Skip the pictures and quote all of the lines exactly.

[START Data supplied]

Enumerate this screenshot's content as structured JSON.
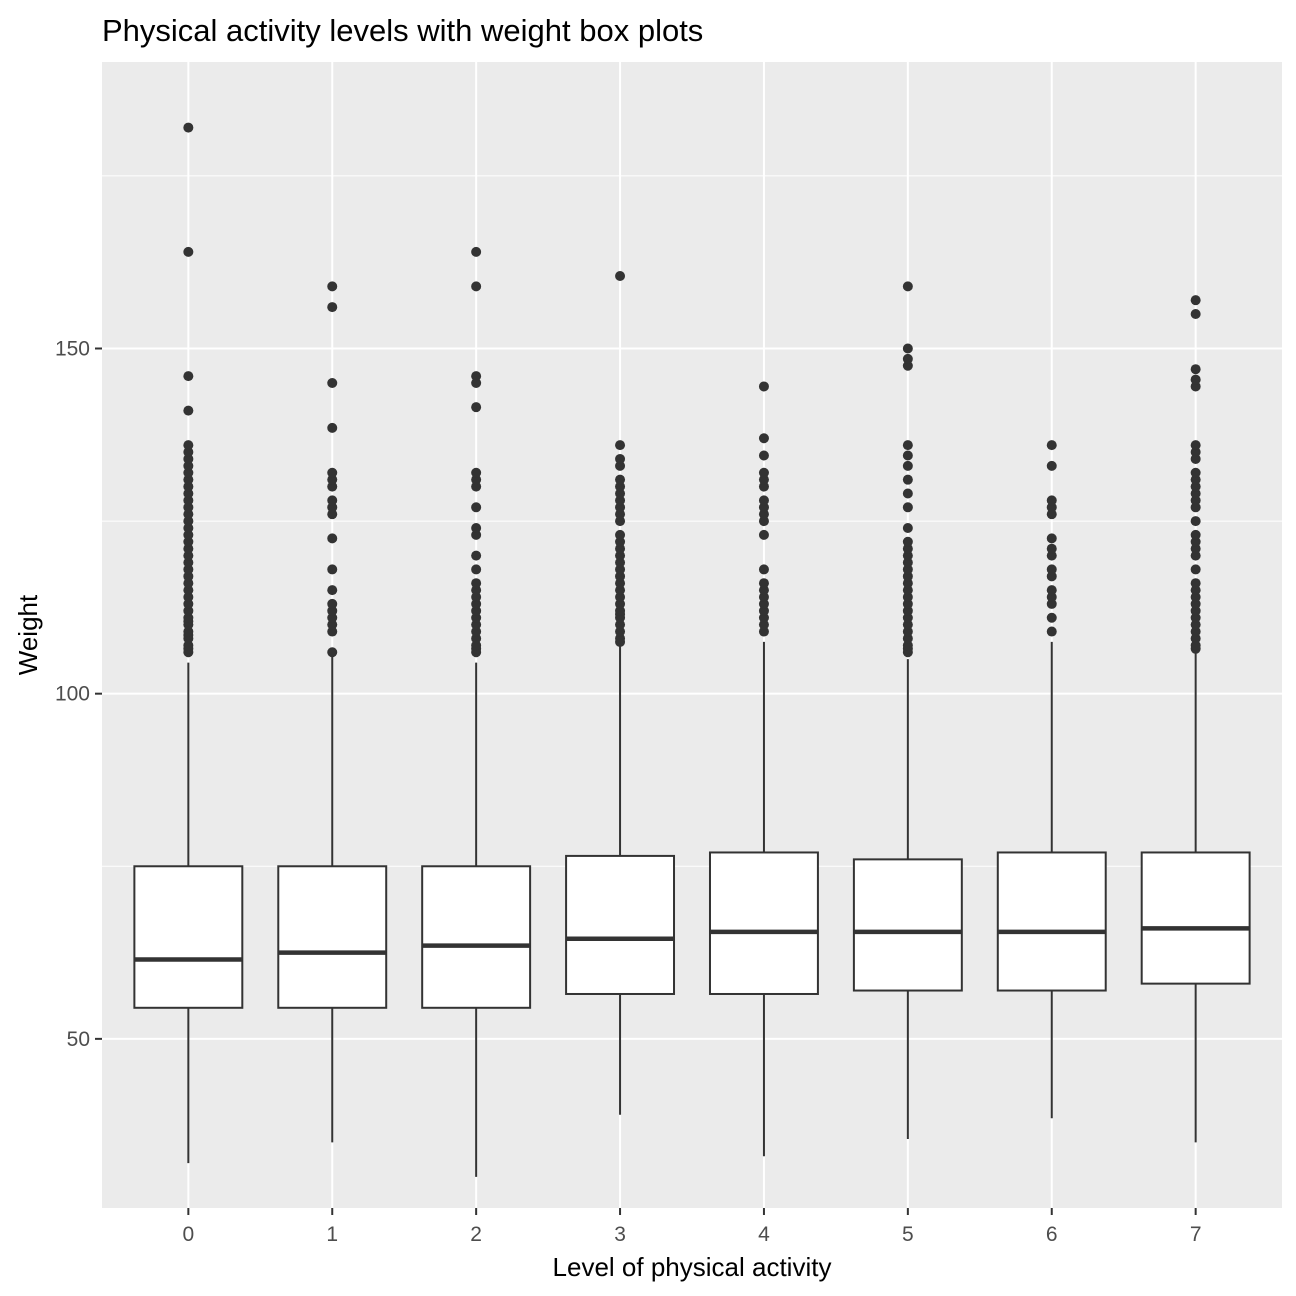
{
  "chart_data": {
    "type": "box",
    "title": "Physical activity levels with weight box plots",
    "xlabel": "Level of physical activity",
    "ylabel": "Weight",
    "categories": [
      "0",
      "1",
      "2",
      "3",
      "4",
      "5",
      "6",
      "7"
    ],
    "y_ticks": [
      50,
      100,
      150
    ],
    "y_tick_labels": [
      "50",
      "100",
      "150"
    ],
    "ylim": [
      25.5,
      191.5
    ],
    "grid": true,
    "boxes": [
      {
        "category": "0",
        "min": 32,
        "q1": 54.5,
        "median": 61.5,
        "q3": 75,
        "max": 104.5,
        "outliers": [
          106,
          106.5,
          107,
          108,
          108.5,
          109,
          110,
          110.5,
          111,
          112,
          113,
          114,
          115,
          116,
          117,
          118,
          119,
          120,
          121,
          122,
          123,
          124,
          125,
          126,
          127,
          128,
          129,
          130,
          131,
          132,
          133,
          134,
          135,
          136,
          141,
          146,
          164,
          182
        ]
      },
      {
        "category": "1",
        "min": 35,
        "q1": 54.5,
        "median": 62.5,
        "q3": 75,
        "max": 105.5,
        "outliers": [
          106,
          109,
          110,
          111,
          112,
          113,
          115,
          118,
          122.5,
          126,
          127,
          128,
          130,
          131,
          132,
          138.5,
          145,
          156,
          159
        ]
      },
      {
        "category": "2",
        "min": 30,
        "q1": 54.5,
        "median": 63.5,
        "q3": 75,
        "max": 104.5,
        "outliers": [
          106,
          106.5,
          107,
          108,
          109,
          110,
          111,
          112,
          113,
          114,
          115,
          116,
          118,
          120,
          123,
          124,
          127,
          130,
          131,
          132,
          141.5,
          145,
          146,
          159,
          164
        ]
      },
      {
        "category": "3",
        "min": 39,
        "q1": 56.5,
        "median": 64.5,
        "q3": 76.5,
        "max": 107,
        "outliers": [
          107.5,
          108,
          109,
          110,
          111,
          111.5,
          112,
          113,
          114,
          115,
          116,
          117,
          118,
          119,
          120,
          121,
          122,
          123,
          125,
          126,
          127,
          128,
          129,
          130,
          131,
          133,
          134,
          136,
          160.5
        ]
      },
      {
        "category": "4",
        "min": 33,
        "q1": 56.5,
        "median": 65.5,
        "q3": 77,
        "max": 107.5,
        "outliers": [
          109,
          110,
          111,
          112,
          113,
          114,
          115,
          116,
          118,
          123,
          125,
          126,
          127,
          128,
          130,
          131,
          132,
          134.5,
          137,
          144.5
        ]
      },
      {
        "category": "5",
        "min": 35.5,
        "q1": 57,
        "median": 65.5,
        "q3": 76,
        "max": 105,
        "outliers": [
          106,
          106.5,
          107,
          108,
          109,
          110,
          111,
          112,
          113,
          114,
          115,
          116,
          117,
          118,
          119,
          120,
          121,
          122,
          124,
          127,
          129,
          131,
          133,
          134.5,
          136,
          147.5,
          148.5,
          150,
          159
        ]
      },
      {
        "category": "6",
        "min": 38.5,
        "q1": 57,
        "median": 65.5,
        "q3": 77,
        "max": 107.5,
        "outliers": [
          109,
          111,
          113,
          114,
          115,
          117,
          118,
          120,
          121,
          122.5,
          126,
          127,
          128,
          133,
          136
        ]
      },
      {
        "category": "7",
        "min": 35,
        "q1": 58,
        "median": 66,
        "q3": 77,
        "max": 106.5,
        "outliers": [
          106.5,
          107,
          108,
          109,
          110,
          111,
          112,
          113,
          114,
          115,
          116,
          118,
          120,
          121,
          122,
          123,
          125,
          127,
          128,
          129,
          130,
          131,
          132,
          134,
          135,
          136,
          144.5,
          145.5,
          147,
          155,
          157
        ]
      }
    ]
  }
}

[END Data supplied]

» Task output
Enumerate this screenshot's content as structured JSON.
{
  "chart_data": {
    "type": "box",
    "title": "Physical activity levels with weight box plots",
    "xlabel": "Level of physical activity",
    "ylabel": "Weight",
    "categories": [
      "0",
      "1",
      "2",
      "3",
      "4",
      "5",
      "6",
      "7"
    ],
    "y_ticks": [
      50,
      100,
      150
    ],
    "y_tick_labels": [
      "50",
      "100",
      "150"
    ],
    "ylim": [
      25.5,
      191.5
    ],
    "grid": true,
    "boxes": [
      {
        "category": "0",
        "min": 32,
        "q1": 54.5,
        "median": 61.5,
        "q3": 75,
        "max": 104.5,
        "outliers": [
          106,
          106.5,
          107,
          108,
          108.5,
          109,
          110,
          110.5,
          111,
          112,
          113,
          114,
          115,
          116,
          117,
          118,
          119,
          120,
          121,
          122,
          123,
          124,
          125,
          126,
          127,
          128,
          129,
          130,
          131,
          132,
          133,
          134,
          135,
          136,
          141,
          146,
          164,
          182
        ]
      },
      {
        "category": "1",
        "min": 35,
        "q1": 54.5,
        "median": 62.5,
        "q3": 75,
        "max": 105.5,
        "outliers": [
          106,
          109,
          110,
          111,
          112,
          113,
          115,
          118,
          122.5,
          126,
          127,
          128,
          130,
          131,
          132,
          138.5,
          145,
          156,
          159
        ]
      },
      {
        "category": "2",
        "min": 30,
        "q1": 54.5,
        "median": 63.5,
        "q3": 75,
        "max": 104.5,
        "outliers": [
          106,
          106.5,
          107,
          108,
          109,
          110,
          111,
          112,
          113,
          114,
          115,
          116,
          118,
          120,
          123,
          124,
          127,
          130,
          131,
          132,
          141.5,
          145,
          146,
          159,
          164
        ]
      },
      {
        "category": "3",
        "min": 39,
        "q1": 56.5,
        "median": 64.5,
        "q3": 76.5,
        "max": 107,
        "outliers": [
          107.5,
          108,
          109,
          110,
          111,
          111.5,
          112,
          113,
          114,
          115,
          116,
          117,
          118,
          119,
          120,
          121,
          122,
          123,
          125,
          126,
          127,
          128,
          129,
          130,
          131,
          133,
          134,
          136,
          160.5
        ]
      },
      {
        "category": "4",
        "min": 33,
        "q1": 56.5,
        "median": 65.5,
        "q3": 77,
        "max": 107.5,
        "outliers": [
          109,
          110,
          111,
          112,
          113,
          114,
          115,
          116,
          118,
          123,
          125,
          126,
          127,
          128,
          130,
          131,
          132,
          134.5,
          137,
          144.5
        ]
      },
      {
        "category": "5",
        "min": 35.5,
        "q1": 57,
        "median": 65.5,
        "q3": 76,
        "max": 105,
        "outliers": [
          106,
          106.5,
          107,
          108,
          109,
          110,
          111,
          112,
          113,
          114,
          115,
          116,
          117,
          118,
          119,
          120,
          121,
          122,
          124,
          127,
          129,
          131,
          133,
          134.5,
          136,
          147.5,
          148.5,
          150,
          159
        ]
      },
      {
        "category": "6",
        "min": 38.5,
        "q1": 57,
        "median": 65.5,
        "q3": 77,
        "max": 107.5,
        "outliers": [
          109,
          111,
          113,
          114,
          115,
          117,
          118,
          120,
          121,
          122.5,
          126,
          127,
          128,
          133,
          136
        ]
      },
      {
        "category": "7",
        "min": 35,
        "q1": 58,
        "median": 66,
        "q3": 77,
        "max": 106.5,
        "outliers": [
          106.5,
          107,
          108,
          109,
          110,
          111,
          112,
          113,
          114,
          115,
          116,
          118,
          120,
          121,
          122,
          123,
          125,
          127,
          128,
          129,
          130,
          131,
          132,
          134,
          135,
          136,
          144.5,
          145.5,
          147,
          155,
          157
        ]
      }
    ]
  }
}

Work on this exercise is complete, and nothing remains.